## THE PROBLEM
Across all the lines below, how many contain the string "Orig"? Please reply with the number only.

+ + + + +

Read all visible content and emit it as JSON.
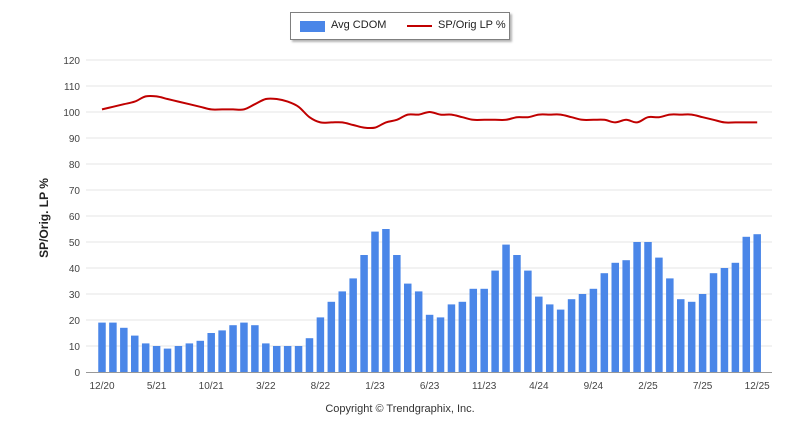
{
  "legend": {
    "bar_label": "Avg CDOM",
    "line_label": "SP/Orig LP %"
  },
  "footer": {
    "copyright": "Copyright © Trendgraphix, Inc."
  },
  "chart_data": {
    "type": "bar",
    "ylabel": "SP/Orig. LP %",
    "ylim": [
      0,
      120
    ],
    "yticks": [
      0,
      10,
      20,
      30,
      40,
      50,
      60,
      70,
      80,
      90,
      100,
      110,
      120
    ],
    "grid": true,
    "legend_position": "top-center",
    "x_tick_labels": [
      "12/20",
      "5/21",
      "10/21",
      "3/22",
      "8/22",
      "1/23",
      "6/23",
      "11/23",
      "4/24",
      "9/24",
      "2/25",
      "7/25",
      "12/25"
    ],
    "categories": [
      "12/20",
      "1/21",
      "2/21",
      "3/21",
      "4/21",
      "5/21",
      "6/21",
      "7/21",
      "8/21",
      "9/21",
      "10/21",
      "11/21",
      "12/21",
      "1/22",
      "2/22",
      "3/22",
      "4/22",
      "5/22",
      "6/22",
      "7/22",
      "8/22",
      "9/22",
      "10/22",
      "11/22",
      "12/22",
      "1/23",
      "2/23",
      "3/23",
      "4/23",
      "5/23",
      "6/23",
      "7/23",
      "8/23",
      "9/23",
      "10/23",
      "11/23",
      "12/23",
      "1/24",
      "2/24",
      "3/24",
      "4/24",
      "5/24",
      "6/24",
      "7/24",
      "8/24",
      "9/24",
      "10/24",
      "11/24",
      "12/24",
      "1/25",
      "2/25",
      "3/25",
      "4/25",
      "5/25",
      "6/25",
      "7/25",
      "8/25",
      "9/25",
      "10/25",
      "11/25",
      "12/25"
    ],
    "series": [
      {
        "name": "Avg CDOM",
        "type": "bar",
        "color": "#4a86e8",
        "values": [
          19,
          19,
          17,
          14,
          11,
          10,
          9,
          10,
          11,
          12,
          15,
          16,
          18,
          19,
          18,
          11,
          10,
          10,
          10,
          13,
          21,
          27,
          31,
          36,
          45,
          54,
          55,
          45,
          34,
          31,
          22,
          21,
          26,
          27,
          32,
          32,
          39,
          49,
          45,
          39,
          29,
          26,
          24,
          28,
          30,
          32,
          38,
          42,
          43,
          50,
          50,
          44,
          36,
          28,
          27,
          30,
          38,
          40,
          42,
          52,
          53
        ]
      },
      {
        "name": "SP/Orig LP %",
        "type": "line",
        "color": "#c00000",
        "values": [
          101,
          102,
          103,
          104,
          106,
          106,
          105,
          104,
          103,
          102,
          101,
          101,
          101,
          101,
          103,
          105,
          105,
          104,
          102,
          98,
          96,
          96,
          96,
          95,
          94,
          94,
          96,
          97,
          99,
          99,
          100,
          99,
          99,
          98,
          97,
          97,
          97,
          97,
          98,
          98,
          99,
          99,
          99,
          98,
          97,
          97,
          97,
          96,
          97,
          96,
          98,
          98,
          99,
          99,
          99,
          98,
          97,
          96,
          96,
          96,
          96
        ]
      }
    ]
  }
}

+ + + + +

## TASK RESPONSE
3